**Task material**

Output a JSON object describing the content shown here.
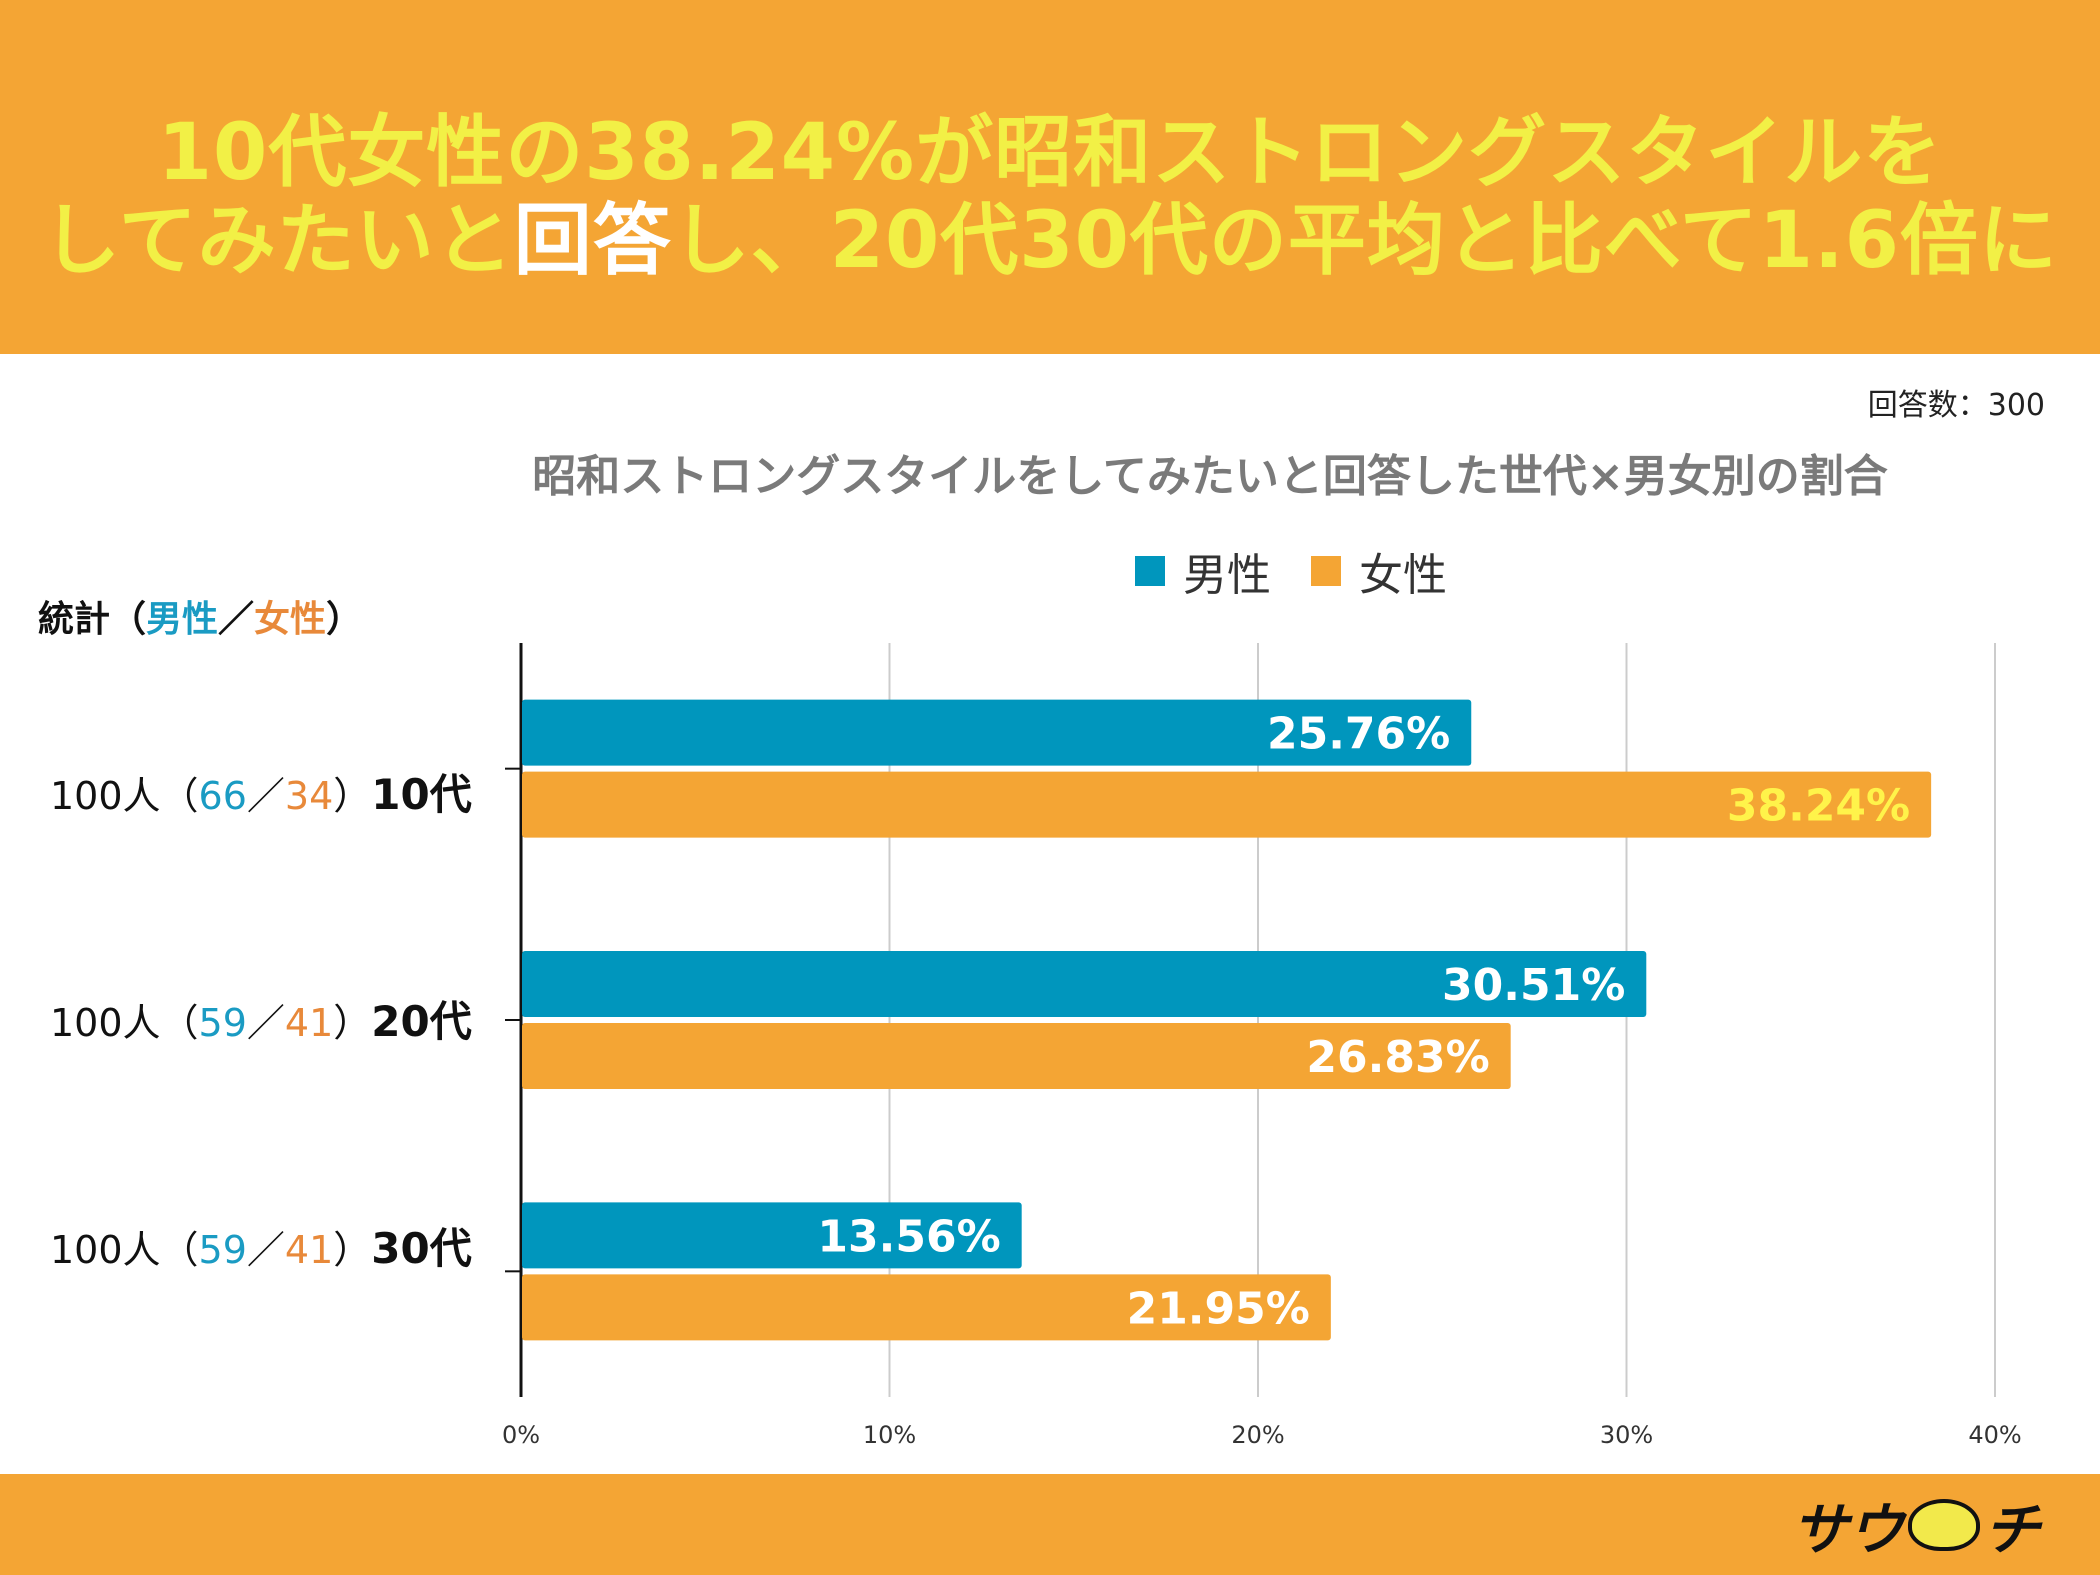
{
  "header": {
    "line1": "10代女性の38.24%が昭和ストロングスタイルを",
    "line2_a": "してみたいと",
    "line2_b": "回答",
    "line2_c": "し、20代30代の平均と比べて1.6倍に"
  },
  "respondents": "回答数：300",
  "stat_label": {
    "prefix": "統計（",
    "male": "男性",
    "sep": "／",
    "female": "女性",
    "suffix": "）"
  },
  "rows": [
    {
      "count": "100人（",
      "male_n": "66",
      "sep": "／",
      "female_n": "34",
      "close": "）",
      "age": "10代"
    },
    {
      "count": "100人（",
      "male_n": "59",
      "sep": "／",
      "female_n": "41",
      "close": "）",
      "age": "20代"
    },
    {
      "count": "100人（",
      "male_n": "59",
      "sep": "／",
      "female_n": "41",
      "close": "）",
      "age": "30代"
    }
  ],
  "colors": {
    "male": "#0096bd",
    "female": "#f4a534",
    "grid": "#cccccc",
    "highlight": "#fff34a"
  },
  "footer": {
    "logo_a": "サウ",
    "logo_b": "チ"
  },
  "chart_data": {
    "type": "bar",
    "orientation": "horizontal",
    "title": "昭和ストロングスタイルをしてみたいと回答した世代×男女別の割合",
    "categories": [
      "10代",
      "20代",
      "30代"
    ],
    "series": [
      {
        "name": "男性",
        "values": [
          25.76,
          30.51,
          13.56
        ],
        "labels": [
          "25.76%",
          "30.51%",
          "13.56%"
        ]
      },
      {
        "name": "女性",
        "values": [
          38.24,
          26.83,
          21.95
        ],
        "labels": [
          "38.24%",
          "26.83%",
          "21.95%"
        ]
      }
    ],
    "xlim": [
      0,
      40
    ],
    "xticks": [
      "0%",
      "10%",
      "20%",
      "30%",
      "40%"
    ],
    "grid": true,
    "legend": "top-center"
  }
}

* * *

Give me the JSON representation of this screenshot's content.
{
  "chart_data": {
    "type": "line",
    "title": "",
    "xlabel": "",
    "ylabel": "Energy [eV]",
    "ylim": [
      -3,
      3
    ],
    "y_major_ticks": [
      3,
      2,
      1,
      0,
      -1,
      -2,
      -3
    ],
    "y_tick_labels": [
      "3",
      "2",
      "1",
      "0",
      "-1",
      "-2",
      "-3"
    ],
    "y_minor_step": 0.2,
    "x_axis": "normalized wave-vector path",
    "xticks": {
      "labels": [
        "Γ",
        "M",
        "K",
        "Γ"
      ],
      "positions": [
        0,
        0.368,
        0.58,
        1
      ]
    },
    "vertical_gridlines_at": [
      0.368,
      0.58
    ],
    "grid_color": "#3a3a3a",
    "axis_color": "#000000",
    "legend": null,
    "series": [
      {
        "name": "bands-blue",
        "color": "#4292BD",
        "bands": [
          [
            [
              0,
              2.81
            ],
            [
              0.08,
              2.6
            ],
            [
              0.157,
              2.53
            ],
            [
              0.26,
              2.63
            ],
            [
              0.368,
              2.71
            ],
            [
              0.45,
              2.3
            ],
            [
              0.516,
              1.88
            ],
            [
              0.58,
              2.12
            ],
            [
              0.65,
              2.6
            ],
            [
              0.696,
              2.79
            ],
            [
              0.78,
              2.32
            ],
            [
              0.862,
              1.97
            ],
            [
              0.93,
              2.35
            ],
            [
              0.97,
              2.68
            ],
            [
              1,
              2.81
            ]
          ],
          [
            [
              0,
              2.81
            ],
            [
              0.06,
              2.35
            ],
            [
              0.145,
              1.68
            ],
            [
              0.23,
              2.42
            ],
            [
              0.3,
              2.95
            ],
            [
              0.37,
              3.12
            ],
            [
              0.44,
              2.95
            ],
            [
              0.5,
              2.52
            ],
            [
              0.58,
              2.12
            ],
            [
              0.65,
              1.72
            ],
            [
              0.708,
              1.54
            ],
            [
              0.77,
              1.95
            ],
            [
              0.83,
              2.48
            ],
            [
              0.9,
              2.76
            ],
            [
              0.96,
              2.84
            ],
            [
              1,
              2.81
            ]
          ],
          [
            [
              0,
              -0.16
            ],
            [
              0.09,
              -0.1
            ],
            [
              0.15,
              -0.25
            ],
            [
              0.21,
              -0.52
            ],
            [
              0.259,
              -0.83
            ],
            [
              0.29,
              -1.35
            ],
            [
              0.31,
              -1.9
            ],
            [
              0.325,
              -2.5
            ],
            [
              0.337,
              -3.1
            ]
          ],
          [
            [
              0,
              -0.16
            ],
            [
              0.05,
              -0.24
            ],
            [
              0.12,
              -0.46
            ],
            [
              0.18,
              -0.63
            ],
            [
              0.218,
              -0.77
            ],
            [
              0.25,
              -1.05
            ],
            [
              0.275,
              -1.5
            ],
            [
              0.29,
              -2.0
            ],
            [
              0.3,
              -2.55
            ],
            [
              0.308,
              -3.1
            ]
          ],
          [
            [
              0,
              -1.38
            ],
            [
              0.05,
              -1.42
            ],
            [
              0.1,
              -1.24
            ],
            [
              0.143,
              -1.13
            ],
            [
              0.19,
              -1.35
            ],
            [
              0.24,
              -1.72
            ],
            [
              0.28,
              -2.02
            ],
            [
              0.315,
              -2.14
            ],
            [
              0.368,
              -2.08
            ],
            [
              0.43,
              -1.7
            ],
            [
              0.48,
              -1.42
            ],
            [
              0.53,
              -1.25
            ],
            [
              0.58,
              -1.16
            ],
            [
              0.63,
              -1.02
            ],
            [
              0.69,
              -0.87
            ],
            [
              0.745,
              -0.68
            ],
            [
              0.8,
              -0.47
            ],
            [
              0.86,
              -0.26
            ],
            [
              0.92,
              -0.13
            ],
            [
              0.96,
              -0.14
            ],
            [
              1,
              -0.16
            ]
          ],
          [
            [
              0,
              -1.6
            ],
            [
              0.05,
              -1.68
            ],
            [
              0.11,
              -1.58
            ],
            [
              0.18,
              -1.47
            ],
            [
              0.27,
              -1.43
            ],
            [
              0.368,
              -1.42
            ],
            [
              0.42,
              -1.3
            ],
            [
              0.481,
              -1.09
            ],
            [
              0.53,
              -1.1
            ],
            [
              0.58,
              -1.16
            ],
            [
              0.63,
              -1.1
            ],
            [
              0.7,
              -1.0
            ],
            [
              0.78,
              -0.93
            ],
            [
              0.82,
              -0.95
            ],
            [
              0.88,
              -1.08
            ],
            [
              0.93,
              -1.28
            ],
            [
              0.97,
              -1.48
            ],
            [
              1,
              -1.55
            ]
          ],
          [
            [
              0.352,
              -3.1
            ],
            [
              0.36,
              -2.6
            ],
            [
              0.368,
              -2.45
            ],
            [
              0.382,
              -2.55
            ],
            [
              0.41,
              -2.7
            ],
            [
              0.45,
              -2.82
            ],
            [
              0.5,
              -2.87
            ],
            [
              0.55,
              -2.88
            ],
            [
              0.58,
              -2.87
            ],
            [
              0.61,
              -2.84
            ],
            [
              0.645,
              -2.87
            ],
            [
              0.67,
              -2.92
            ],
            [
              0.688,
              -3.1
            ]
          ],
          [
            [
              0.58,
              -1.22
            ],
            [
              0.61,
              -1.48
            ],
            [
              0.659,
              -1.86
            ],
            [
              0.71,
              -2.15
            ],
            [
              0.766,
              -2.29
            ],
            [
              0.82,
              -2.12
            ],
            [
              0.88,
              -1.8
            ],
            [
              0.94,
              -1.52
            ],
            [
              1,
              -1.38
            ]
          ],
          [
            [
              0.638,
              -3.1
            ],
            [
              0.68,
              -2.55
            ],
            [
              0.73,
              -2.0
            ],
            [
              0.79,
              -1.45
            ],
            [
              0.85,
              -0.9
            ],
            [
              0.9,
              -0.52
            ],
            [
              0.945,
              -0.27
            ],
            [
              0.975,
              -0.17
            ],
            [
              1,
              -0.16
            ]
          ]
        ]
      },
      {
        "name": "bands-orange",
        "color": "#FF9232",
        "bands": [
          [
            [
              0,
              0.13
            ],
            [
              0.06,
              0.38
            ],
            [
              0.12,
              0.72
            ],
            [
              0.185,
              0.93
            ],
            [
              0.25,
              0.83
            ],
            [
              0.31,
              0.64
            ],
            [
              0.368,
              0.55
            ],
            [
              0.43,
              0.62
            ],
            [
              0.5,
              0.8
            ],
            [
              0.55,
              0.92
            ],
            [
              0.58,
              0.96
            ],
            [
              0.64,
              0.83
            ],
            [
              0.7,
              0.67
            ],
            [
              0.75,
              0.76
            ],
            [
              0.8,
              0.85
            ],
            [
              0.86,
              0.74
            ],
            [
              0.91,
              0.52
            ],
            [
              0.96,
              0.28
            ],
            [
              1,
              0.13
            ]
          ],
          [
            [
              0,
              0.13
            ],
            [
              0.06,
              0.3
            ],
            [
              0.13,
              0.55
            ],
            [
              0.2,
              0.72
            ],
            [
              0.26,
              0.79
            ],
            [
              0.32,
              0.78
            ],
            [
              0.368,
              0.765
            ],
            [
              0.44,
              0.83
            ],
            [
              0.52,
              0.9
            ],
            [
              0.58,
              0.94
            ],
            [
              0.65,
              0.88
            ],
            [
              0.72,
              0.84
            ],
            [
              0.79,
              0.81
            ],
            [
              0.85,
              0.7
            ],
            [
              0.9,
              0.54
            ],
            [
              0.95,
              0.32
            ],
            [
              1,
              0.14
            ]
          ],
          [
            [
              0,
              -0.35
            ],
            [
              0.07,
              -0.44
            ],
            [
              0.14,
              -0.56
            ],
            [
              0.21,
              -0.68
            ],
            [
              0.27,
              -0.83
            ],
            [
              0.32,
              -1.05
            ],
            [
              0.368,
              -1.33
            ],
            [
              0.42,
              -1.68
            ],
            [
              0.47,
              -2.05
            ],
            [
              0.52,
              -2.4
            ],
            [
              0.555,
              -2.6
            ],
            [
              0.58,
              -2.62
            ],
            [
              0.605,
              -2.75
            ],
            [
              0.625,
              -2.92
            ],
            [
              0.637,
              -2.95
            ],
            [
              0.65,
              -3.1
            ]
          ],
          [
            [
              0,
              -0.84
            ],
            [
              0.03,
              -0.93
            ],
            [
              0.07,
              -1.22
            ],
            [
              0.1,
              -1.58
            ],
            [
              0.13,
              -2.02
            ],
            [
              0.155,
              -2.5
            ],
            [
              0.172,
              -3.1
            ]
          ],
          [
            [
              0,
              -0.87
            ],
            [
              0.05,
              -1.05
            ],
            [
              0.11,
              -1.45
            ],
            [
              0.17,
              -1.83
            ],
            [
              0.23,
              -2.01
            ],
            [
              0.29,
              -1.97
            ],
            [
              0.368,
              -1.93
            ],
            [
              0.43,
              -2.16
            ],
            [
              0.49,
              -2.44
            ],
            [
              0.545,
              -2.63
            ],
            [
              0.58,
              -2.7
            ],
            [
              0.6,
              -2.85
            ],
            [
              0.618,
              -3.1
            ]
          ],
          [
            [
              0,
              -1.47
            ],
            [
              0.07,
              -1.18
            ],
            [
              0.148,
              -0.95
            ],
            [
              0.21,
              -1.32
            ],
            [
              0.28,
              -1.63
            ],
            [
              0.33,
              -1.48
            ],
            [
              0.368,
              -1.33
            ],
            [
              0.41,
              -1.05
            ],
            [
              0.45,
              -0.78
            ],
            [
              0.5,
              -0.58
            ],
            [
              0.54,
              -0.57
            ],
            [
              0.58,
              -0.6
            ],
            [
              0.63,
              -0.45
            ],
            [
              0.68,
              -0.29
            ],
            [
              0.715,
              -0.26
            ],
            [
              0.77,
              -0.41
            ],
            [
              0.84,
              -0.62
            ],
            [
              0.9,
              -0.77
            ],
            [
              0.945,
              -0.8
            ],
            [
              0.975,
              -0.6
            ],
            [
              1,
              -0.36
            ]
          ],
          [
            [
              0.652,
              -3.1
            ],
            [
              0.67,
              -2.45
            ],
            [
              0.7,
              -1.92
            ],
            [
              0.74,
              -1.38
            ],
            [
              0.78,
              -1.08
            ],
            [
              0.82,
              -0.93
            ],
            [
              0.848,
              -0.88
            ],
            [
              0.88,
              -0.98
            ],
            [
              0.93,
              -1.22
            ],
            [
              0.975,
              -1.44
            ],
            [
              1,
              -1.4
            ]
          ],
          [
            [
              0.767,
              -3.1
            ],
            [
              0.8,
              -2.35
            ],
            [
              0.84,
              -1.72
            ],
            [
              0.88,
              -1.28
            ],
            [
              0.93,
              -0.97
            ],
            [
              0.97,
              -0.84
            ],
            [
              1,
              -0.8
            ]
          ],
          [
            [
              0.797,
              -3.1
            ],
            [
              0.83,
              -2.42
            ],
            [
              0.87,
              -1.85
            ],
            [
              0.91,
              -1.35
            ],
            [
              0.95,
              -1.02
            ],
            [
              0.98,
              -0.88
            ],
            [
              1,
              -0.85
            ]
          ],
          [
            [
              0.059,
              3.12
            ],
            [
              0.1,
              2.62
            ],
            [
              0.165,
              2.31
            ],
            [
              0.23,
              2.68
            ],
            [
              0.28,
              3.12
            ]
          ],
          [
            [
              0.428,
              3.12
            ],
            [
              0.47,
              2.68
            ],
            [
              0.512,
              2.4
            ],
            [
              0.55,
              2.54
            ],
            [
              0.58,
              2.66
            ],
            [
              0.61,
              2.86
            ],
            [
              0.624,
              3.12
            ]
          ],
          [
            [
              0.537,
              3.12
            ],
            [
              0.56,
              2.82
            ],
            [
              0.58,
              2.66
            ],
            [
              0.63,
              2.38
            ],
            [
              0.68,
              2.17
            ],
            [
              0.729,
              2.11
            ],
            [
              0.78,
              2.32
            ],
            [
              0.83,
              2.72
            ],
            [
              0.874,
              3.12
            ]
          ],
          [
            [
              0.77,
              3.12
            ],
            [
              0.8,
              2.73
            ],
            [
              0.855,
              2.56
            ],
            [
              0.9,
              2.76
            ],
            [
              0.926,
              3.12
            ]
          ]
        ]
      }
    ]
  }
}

**What this task involves**
Tally every line of the data that holds the word "JSON" and write the count alone.

**Written answer**
2